>> Begin

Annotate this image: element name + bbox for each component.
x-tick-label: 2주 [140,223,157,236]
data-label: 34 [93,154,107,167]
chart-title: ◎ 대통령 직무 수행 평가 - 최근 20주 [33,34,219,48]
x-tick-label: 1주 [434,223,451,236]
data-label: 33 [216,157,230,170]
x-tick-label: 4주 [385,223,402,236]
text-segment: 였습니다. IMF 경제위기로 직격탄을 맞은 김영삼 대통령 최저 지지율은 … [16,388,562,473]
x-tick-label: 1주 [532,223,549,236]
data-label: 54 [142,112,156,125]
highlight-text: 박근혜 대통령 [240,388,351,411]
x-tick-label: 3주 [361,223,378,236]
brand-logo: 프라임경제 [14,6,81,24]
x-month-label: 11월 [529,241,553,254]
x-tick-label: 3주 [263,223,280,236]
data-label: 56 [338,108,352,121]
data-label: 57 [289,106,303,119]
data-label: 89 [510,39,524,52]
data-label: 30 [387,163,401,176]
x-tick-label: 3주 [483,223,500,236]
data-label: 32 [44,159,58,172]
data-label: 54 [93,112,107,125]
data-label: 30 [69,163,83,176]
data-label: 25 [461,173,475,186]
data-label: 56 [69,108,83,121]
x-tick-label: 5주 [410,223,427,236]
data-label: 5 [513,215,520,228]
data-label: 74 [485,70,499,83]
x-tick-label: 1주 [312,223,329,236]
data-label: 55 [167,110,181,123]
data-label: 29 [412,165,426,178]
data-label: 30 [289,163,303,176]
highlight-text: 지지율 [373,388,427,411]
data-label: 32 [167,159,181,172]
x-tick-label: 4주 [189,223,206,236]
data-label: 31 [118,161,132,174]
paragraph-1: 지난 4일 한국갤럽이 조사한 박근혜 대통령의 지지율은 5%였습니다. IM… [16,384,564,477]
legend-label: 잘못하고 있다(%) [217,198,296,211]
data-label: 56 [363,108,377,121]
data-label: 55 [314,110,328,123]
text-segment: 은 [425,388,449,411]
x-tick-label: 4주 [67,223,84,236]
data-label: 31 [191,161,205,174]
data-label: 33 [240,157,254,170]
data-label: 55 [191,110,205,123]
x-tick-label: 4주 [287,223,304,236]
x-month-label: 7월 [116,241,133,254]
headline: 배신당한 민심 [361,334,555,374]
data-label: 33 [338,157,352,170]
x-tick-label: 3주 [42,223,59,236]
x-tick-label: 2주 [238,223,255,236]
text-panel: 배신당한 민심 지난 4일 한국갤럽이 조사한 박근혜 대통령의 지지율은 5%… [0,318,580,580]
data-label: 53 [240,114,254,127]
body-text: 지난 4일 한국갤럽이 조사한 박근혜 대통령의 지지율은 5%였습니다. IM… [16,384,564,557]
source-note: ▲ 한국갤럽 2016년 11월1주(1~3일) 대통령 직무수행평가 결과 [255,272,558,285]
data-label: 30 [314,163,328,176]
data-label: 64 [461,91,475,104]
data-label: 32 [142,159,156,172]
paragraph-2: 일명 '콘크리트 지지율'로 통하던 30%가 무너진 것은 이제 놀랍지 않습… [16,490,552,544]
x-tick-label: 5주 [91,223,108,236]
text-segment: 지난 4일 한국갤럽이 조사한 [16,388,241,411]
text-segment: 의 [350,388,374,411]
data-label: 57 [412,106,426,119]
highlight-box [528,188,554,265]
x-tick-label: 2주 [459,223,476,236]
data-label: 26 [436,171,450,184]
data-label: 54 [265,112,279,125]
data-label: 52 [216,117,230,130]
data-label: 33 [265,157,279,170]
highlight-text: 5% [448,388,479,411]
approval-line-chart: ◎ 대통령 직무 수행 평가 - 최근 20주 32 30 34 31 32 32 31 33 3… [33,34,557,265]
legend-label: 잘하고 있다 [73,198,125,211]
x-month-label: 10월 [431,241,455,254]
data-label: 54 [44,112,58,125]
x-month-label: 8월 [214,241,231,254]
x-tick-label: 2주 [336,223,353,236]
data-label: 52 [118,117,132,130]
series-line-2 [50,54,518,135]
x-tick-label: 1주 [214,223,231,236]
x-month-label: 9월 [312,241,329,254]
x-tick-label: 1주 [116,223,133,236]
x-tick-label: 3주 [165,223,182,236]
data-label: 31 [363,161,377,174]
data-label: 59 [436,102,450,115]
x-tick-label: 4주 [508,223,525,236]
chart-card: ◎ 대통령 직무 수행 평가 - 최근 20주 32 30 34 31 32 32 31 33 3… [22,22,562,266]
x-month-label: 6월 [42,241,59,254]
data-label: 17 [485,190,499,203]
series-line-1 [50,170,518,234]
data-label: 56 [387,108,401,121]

>> End

*Set problem*
Reproduce the records verbatim from their first line through the line that contains "paragraph-2: 일명 '콘크리트", including both ends.

*Worked answer*
Annotate this image: element name + bbox for each component.
x-tick-label: 2주 [140,223,157,236]
data-label: 34 [93,154,107,167]
chart-title: ◎ 대통령 직무 수행 평가 - 최근 20주 [33,34,219,48]
x-tick-label: 1주 [434,223,451,236]
data-label: 33 [216,157,230,170]
x-tick-label: 4주 [385,223,402,236]
text-segment: 였습니다. IMF 경제위기로 직격탄을 맞은 김영삼 대통령 최저 지지율은 … [16,388,562,473]
x-tick-label: 1주 [532,223,549,236]
data-label: 54 [142,112,156,125]
highlight-text: 박근혜 대통령 [240,388,351,411]
x-tick-label: 3주 [361,223,378,236]
brand-logo: 프라임경제 [14,6,81,24]
x-month-label: 11월 [529,241,553,254]
x-tick-label: 3주 [263,223,280,236]
data-label: 56 [338,108,352,121]
data-label: 57 [289,106,303,119]
data-label: 89 [510,39,524,52]
data-label: 30 [387,163,401,176]
x-tick-label: 3주 [483,223,500,236]
data-label: 32 [44,159,58,172]
data-label: 54 [93,112,107,125]
data-label: 30 [69,163,83,176]
data-label: 25 [461,173,475,186]
data-label: 56 [69,108,83,121]
x-tick-label: 5주 [410,223,427,236]
data-label: 5 [513,215,520,228]
data-label: 74 [485,70,499,83]
x-tick-label: 1주 [312,223,329,236]
data-label: 55 [167,110,181,123]
data-label: 29 [412,165,426,178]
data-label: 30 [289,163,303,176]
highlight-text: 지지율 [373,388,427,411]
data-label: 32 [167,159,181,172]
x-tick-label: 4주 [189,223,206,236]
data-label: 31 [118,161,132,174]
paragraph-1: 지난 4일 한국갤럽이 조사한 박근혜 대통령의 지지율은 5%였습니다. IM… [16,384,564,477]
legend-label: 잘못하고 있다(%) [217,198,296,211]
data-label: 56 [363,108,377,121]
data-label: 55 [314,110,328,123]
text-segment: 은 [425,388,449,411]
x-tick-label: 4주 [67,223,84,236]
data-label: 31 [191,161,205,174]
data-label: 33 [240,157,254,170]
data-label: 55 [191,110,205,123]
x-tick-label: 4주 [287,223,304,236]
x-month-label: 7월 [116,241,133,254]
headline: 배신당한 민심 [361,334,555,374]
data-label: 33 [338,157,352,170]
x-tick-label: 3주 [42,223,59,236]
x-tick-label: 2주 [238,223,255,236]
text-panel: 배신당한 민심 지난 4일 한국갤럽이 조사한 박근혜 대통령의 지지율은 5%… [0,318,580,580]
data-label: 53 [240,114,254,127]
body-text: 지난 4일 한국갤럽이 조사한 박근혜 대통령의 지지율은 5%였습니다. IM… [16,384,564,557]
source-note: ▲ 한국갤럽 2016년 11월1주(1~3일) 대통령 직무수행평가 결과 [255,272,558,285]
data-label: 30 [314,163,328,176]
data-label: 64 [461,91,475,104]
data-label: 32 [142,159,156,172]
paragraph-2: 일명 '콘크리트 지지율'로 통하던 30%가 무너진 것은 이제 놀랍지 않습… [16,490,552,544]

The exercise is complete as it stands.